→ **Given request**: Reproduce the listing word for word. Skip any image.

Extracts from a graphics dataset
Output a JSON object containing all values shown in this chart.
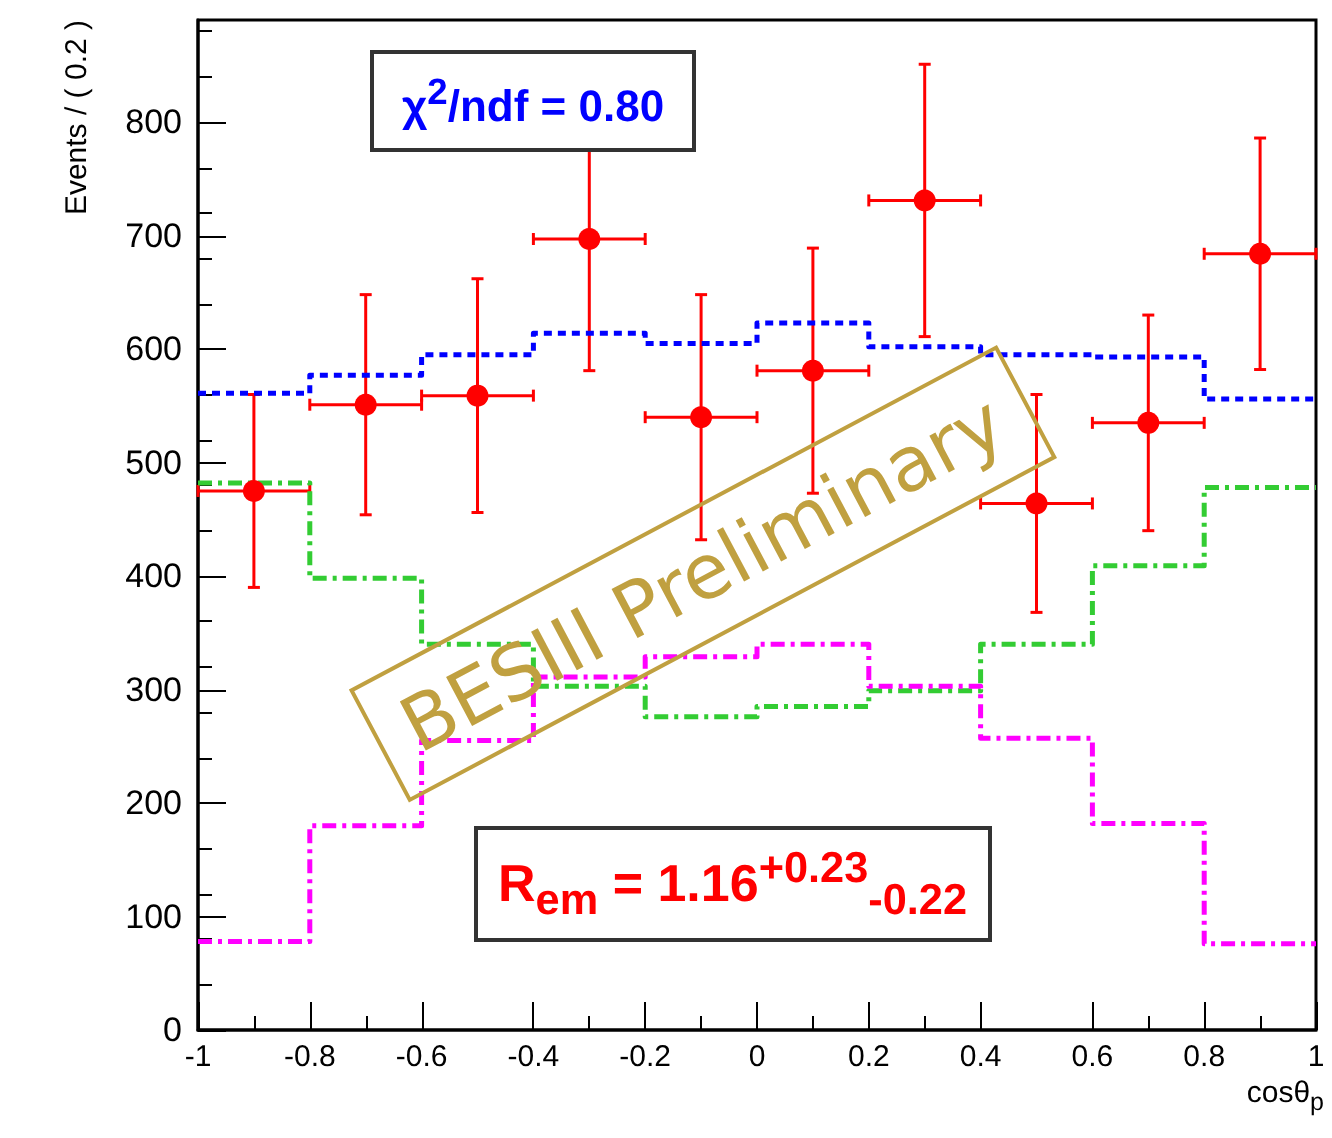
{
  "chart_data": {
    "type": "histogram",
    "xlabel": "cosθ$_{p}$",
    "ylabel": "Events / ( 0.2 )",
    "bins": [
      -1,
      -0.8,
      -0.6,
      -0.4,
      -0.2,
      0,
      0.2,
      0.4,
      0.6,
      0.8,
      1
    ],
    "series": [
      {
        "type": "histogram",
        "color": "#0000ff",
        "line_style": "dotted",
        "values": [
          561,
          577,
          595,
          614,
          605,
          623,
          602,
          595,
          593,
          556
        ]
      },
      {
        "type": "histogram",
        "color": "#33cc33",
        "line_style": "dashed",
        "values": [
          482,
          398,
          340,
          303,
          276,
          285,
          299,
          340,
          409,
          478
        ]
      },
      {
        "type": "histogram",
        "color": "#ff00ff",
        "line_style": "dashed",
        "values": [
          78,
          180,
          255,
          311,
          329,
          340,
          303,
          257,
          182,
          76
        ]
      },
      {
        "type": "scatter",
        "color": "#ff0000",
        "x": [
          -0.9,
          -0.7,
          -0.5,
          -0.3,
          -0.1,
          0.1,
          0.3,
          0.5,
          0.7,
          0.9
        ],
        "values": [
          475,
          551,
          559,
          697,
          540,
          581,
          731,
          464,
          535,
          684
        ],
        "errors": [
          85,
          97,
          103,
          116,
          108,
          108,
          120,
          96,
          95,
          102
        ],
        "xerrors": [
          0.1,
          0.1,
          0.1,
          0.1,
          0.1,
          0.1,
          0.1,
          0.1,
          0.1,
          0.1
        ]
      }
    ],
    "xlim": [
      -1,
      1
    ],
    "xticks": [
      -1,
      -0.8,
      -0.6,
      -0.4,
      -0.2,
      0,
      0.2,
      0.4,
      0.6,
      0.8,
      1
    ],
    "ylim": [
      0,
      890
    ],
    "yticks": [
      0,
      100,
      200,
      300,
      400,
      500,
      600,
      700,
      800
    ],
    "grid": false,
    "marker": "circle",
    "annotations": [
      "χ$^{2}$/ndf = 0.80",
      "R$_{em}$ = 1.16$^{+0.23}$$_{-0.22}$",
      "BESIII Preliminary"
    ]
  }
}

→ **Output for this task**:
Output a JSON object containing all values shown in this chart.
{
  "chart_data": {
    "type": "histogram",
    "xlabel": "cosθ$_{p}$",
    "ylabel": "Events / ( 0.2 )",
    "bins": [
      -1,
      -0.8,
      -0.6,
      -0.4,
      -0.2,
      0,
      0.2,
      0.4,
      0.6,
      0.8,
      1
    ],
    "series": [
      {
        "type": "histogram",
        "color": "#0000ff",
        "line_style": "dotted",
        "values": [
          561,
          577,
          595,
          614,
          605,
          623,
          602,
          595,
          593,
          556
        ]
      },
      {
        "type": "histogram",
        "color": "#33cc33",
        "line_style": "dashed",
        "values": [
          482,
          398,
          340,
          303,
          276,
          285,
          299,
          340,
          409,
          478
        ]
      },
      {
        "type": "histogram",
        "color": "#ff00ff",
        "line_style": "dashed",
        "values": [
          78,
          180,
          255,
          311,
          329,
          340,
          303,
          257,
          182,
          76
        ]
      },
      {
        "type": "scatter",
        "color": "#ff0000",
        "x": [
          -0.9,
          -0.7,
          -0.5,
          -0.3,
          -0.1,
          0.1,
          0.3,
          0.5,
          0.7,
          0.9
        ],
        "values": [
          475,
          551,
          559,
          697,
          540,
          581,
          731,
          464,
          535,
          684
        ],
        "errors": [
          85,
          97,
          103,
          116,
          108,
          108,
          120,
          96,
          95,
          102
        ],
        "xerrors": [
          0.1,
          0.1,
          0.1,
          0.1,
          0.1,
          0.1,
          0.1,
          0.1,
          0.1,
          0.1
        ]
      }
    ],
    "xlim": [
      -1,
      1
    ],
    "xticks": [
      -1,
      -0.8,
      -0.6,
      -0.4,
      -0.2,
      0,
      0.2,
      0.4,
      0.6,
      0.8,
      1
    ],
    "ylim": [
      0,
      890
    ],
    "yticks": [
      0,
      100,
      200,
      300,
      400,
      500,
      600,
      700,
      800
    ],
    "grid": false,
    "marker": "circle",
    "annotations": [
      "χ$^{2}$/ndf = 0.80",
      "R$_{em}$ = 1.16$^{+0.23}$$_{-0.22}$",
      "BESIII Preliminary"
    ]
  }
}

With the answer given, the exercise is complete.